*Offene Aufgaben*:
1/ Gib die Zeilen des Listings erneut aus, beginnend mit dem Anfang des Listings und bis einschließlich der Zeile mit „chevron-down-icon [1730, 399, 1742, 406]“. Ersetze darin „tab-label“ durch „tab-title“ und lass alles Übrige unverändert.
2/ Führe den Text über Airbus, Boeing und staatlich geförderte Großprojekte im Anschluss an seinen letzten Satz weiter.

═══ Seitenauszug

Ein weiteres Risiko: Airbus kalkuliert hoffnungsfroh, der US-amerikanischen Firma Boeing die Hälfte der Post-Jumbo-Flugzeugaufträge abzujagen. Naiv, wer glaubt, dass sich Boeing das Monopol auf Großraumflugzeuge kampflos abnehmen lässt. Wahrscheinlicher ist ein gnadenloser Preiskrieg. Wer garantiert, dass in den Produktionsstandorten wie versprochen auf Jahrzehnte "die Kassen klingeln"?
Es ist ein altbekanntes Muster, dass sich die etablierte Politik von großen Projekten bedeutende wirtschaftliche Segnungen für ihre Regionen verspricht. Für das Unterelbe-Gebiet sei hier nur an die große Industrieansiedlung in Brunsbüttel erinnert, wo in Erwartung eines großindustriellen Aufschwungs jeder neue Arbeitsplatz zirka drei Millionen Mark staatliche Subventionen verschlang. Doch das stellte sich leider erst im Nachhinein heraus. Und der Transrapid wurde gleich gar nicht gebaut - trotz immenser Vorleistungen.

══════
═══ Zu verarbeitende Daten

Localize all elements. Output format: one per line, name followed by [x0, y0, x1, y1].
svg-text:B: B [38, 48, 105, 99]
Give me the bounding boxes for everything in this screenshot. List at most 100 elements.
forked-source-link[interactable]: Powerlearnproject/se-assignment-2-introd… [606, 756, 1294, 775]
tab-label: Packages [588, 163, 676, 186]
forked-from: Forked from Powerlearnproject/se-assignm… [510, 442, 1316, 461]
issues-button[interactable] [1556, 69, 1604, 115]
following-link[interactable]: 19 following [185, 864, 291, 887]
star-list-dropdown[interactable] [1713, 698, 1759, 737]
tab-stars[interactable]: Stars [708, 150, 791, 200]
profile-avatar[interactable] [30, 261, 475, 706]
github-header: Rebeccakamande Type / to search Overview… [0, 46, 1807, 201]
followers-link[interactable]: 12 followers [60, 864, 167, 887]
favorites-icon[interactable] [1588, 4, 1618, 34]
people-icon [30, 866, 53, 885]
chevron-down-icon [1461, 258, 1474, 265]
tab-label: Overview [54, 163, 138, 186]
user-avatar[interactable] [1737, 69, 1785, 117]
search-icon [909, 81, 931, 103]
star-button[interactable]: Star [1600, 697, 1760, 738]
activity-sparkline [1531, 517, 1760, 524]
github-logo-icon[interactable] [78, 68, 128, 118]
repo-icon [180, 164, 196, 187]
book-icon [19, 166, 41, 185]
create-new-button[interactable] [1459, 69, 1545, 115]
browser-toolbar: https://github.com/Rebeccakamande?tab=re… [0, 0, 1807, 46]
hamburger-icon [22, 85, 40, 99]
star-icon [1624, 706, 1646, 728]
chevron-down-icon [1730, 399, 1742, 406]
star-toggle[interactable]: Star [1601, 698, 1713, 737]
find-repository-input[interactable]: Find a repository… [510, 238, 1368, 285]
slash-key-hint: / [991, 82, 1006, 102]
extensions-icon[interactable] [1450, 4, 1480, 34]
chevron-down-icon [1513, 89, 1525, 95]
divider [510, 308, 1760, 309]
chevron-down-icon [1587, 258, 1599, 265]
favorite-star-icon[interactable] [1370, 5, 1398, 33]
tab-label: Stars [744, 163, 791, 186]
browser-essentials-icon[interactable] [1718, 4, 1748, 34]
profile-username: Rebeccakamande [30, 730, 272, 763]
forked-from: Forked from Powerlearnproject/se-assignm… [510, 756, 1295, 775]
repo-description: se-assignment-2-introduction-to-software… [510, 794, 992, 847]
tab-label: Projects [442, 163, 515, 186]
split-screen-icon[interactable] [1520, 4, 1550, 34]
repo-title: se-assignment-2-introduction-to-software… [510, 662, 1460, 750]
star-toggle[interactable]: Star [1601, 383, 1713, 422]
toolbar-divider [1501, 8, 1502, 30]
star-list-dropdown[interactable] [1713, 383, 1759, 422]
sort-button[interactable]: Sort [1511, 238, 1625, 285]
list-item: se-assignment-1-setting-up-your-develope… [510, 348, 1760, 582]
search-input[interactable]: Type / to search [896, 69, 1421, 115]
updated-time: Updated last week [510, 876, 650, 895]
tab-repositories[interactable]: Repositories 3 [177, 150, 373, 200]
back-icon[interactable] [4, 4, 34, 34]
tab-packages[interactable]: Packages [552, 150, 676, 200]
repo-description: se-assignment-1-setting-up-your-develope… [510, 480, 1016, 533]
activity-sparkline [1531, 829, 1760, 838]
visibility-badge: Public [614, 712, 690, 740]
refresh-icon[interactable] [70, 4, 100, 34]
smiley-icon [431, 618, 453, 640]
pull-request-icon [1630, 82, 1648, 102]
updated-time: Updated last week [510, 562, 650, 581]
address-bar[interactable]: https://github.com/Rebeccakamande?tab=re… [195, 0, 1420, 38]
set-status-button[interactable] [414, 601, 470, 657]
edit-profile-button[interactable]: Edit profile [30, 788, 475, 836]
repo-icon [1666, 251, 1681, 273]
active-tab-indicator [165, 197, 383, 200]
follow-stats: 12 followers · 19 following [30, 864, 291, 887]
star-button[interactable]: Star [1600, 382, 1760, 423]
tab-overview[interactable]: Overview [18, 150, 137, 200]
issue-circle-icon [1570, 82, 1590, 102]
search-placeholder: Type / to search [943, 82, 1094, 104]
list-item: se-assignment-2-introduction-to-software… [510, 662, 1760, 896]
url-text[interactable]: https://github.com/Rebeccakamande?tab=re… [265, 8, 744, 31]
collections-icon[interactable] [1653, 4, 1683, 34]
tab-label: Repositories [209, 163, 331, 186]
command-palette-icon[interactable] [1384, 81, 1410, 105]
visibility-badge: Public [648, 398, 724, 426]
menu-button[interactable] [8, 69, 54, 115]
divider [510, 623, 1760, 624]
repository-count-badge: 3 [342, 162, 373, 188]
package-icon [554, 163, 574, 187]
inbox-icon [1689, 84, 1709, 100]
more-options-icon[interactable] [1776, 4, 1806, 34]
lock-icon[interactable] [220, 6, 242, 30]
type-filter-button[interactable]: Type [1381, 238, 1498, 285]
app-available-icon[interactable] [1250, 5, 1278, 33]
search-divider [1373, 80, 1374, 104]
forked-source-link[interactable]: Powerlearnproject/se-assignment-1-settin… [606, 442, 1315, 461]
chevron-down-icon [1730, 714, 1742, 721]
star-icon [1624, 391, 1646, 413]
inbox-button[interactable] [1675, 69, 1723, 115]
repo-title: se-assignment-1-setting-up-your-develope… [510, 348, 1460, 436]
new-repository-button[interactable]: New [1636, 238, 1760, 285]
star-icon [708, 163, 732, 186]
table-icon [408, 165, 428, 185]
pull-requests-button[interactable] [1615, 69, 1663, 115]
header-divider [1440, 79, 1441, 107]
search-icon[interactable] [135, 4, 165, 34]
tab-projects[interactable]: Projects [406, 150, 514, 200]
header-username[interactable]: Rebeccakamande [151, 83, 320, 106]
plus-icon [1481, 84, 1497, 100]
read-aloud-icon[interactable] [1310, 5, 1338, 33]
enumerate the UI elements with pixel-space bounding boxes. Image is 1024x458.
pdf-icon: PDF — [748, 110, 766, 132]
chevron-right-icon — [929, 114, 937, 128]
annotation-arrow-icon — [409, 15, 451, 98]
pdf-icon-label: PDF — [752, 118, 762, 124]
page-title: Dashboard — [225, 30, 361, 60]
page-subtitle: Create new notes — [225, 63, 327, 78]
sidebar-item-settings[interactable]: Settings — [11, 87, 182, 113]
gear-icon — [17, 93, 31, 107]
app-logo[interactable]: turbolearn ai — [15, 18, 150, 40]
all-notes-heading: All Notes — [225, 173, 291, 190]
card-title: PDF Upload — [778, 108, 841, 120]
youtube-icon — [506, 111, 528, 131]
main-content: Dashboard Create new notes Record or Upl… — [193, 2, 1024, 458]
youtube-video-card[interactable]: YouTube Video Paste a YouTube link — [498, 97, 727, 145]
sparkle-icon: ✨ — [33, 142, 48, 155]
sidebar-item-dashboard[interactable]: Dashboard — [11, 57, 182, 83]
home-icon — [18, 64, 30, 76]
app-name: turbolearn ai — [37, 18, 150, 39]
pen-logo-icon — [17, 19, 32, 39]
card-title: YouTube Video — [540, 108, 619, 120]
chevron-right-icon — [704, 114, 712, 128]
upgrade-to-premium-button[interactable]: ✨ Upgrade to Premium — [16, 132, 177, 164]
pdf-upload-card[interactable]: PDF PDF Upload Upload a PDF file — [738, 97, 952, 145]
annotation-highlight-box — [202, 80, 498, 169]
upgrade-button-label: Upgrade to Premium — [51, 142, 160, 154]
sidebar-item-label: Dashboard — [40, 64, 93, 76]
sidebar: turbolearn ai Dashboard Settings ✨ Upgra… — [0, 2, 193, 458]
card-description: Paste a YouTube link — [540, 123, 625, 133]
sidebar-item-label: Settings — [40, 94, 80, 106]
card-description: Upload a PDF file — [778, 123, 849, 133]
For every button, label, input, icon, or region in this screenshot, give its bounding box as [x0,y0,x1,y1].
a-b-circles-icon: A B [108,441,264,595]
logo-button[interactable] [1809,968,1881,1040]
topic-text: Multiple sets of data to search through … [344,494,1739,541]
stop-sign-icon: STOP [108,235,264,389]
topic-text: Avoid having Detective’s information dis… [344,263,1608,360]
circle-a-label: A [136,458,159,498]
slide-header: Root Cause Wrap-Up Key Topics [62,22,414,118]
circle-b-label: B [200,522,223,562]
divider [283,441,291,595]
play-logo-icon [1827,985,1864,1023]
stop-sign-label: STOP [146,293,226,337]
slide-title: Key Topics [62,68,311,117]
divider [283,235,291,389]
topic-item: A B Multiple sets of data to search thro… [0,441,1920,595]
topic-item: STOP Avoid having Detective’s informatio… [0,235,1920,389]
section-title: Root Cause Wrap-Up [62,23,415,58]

══════

*Gegebene Antworten*:
1/
Localize all elements. Output format: one per line, name followed by [x0, y0, x1, y1].
svg-text:B: B [38, 48, 105, 99]
Give me the bounding boxes for everything in this screenshot. List at most 100 elements.
forked-source-link[interactable]: Powerlearnproject/se-assignment-2-introd… [606, 756, 1294, 775]
tab-title: Packages [588, 163, 676, 186]
forked-from: Forked from Powerlearnproject/se-assignm… [510, 442, 1316, 461]
issues-button[interactable] [1556, 69, 1604, 115]
following-link[interactable]: 19 following [185, 864, 291, 887]
star-list-dropdown[interactable] [1713, 698, 1759, 737]
tab-stars[interactable]: Stars [708, 150, 791, 200]
profile-avatar[interactable] [30, 261, 475, 706]
github-header: Rebeccakamande Type / to search Overview… [0, 46, 1807, 201]
followers-link[interactable]: 12 followers [60, 864, 167, 887]
favorites-icon[interactable] [1588, 4, 1618, 34]
people-icon [30, 866, 53, 885]
chevron-down-icon [1461, 258, 1474, 265]
tab-title: Overview [54, 163, 138, 186]
user-avatar[interactable] [1737, 69, 1785, 117]
search-icon [909, 81, 931, 103]
star-button[interactable]: Star [1600, 697, 1760, 738]
activity-sparkline [1531, 517, 1760, 524]
github-logo-icon[interactable] [78, 68, 128, 118]
repo-icon [180, 164, 196, 187]
book-icon [19, 166, 41, 185]
create-new-button[interactable] [1459, 69, 1545, 115]
browser-toolbar: https://github.com/Rebeccakamande?tab=re… [0, 0, 1807, 46]
hamburger-icon [22, 85, 40, 99]
star-icon [1624, 706, 1646, 728]
chevron-down-icon [1730, 399, 1742, 406]

2/
Das Dilemma: Die politischen Vertreter akzeptieren den wirtschaftspolitischen Glaubenssatz, ein hohes staatliches Regulationsniveau verhindere den ökonomischen Aufschwung, führe zu Arbeitslosigkeit und Schlimmerem. Deshalb, so glauben sie, müsse man Bonbons an die umworbenen Unternehmen verteilen: Steuern senken und Planungs- und Kontrollvorschriften lockern. Danach könnte sich die Politik zurückziehen, noch ein paar günstige Rahmenbedingungen für Investitionen schaffen und auf die Einhaltung der gesetzlichen Vorschriften achten.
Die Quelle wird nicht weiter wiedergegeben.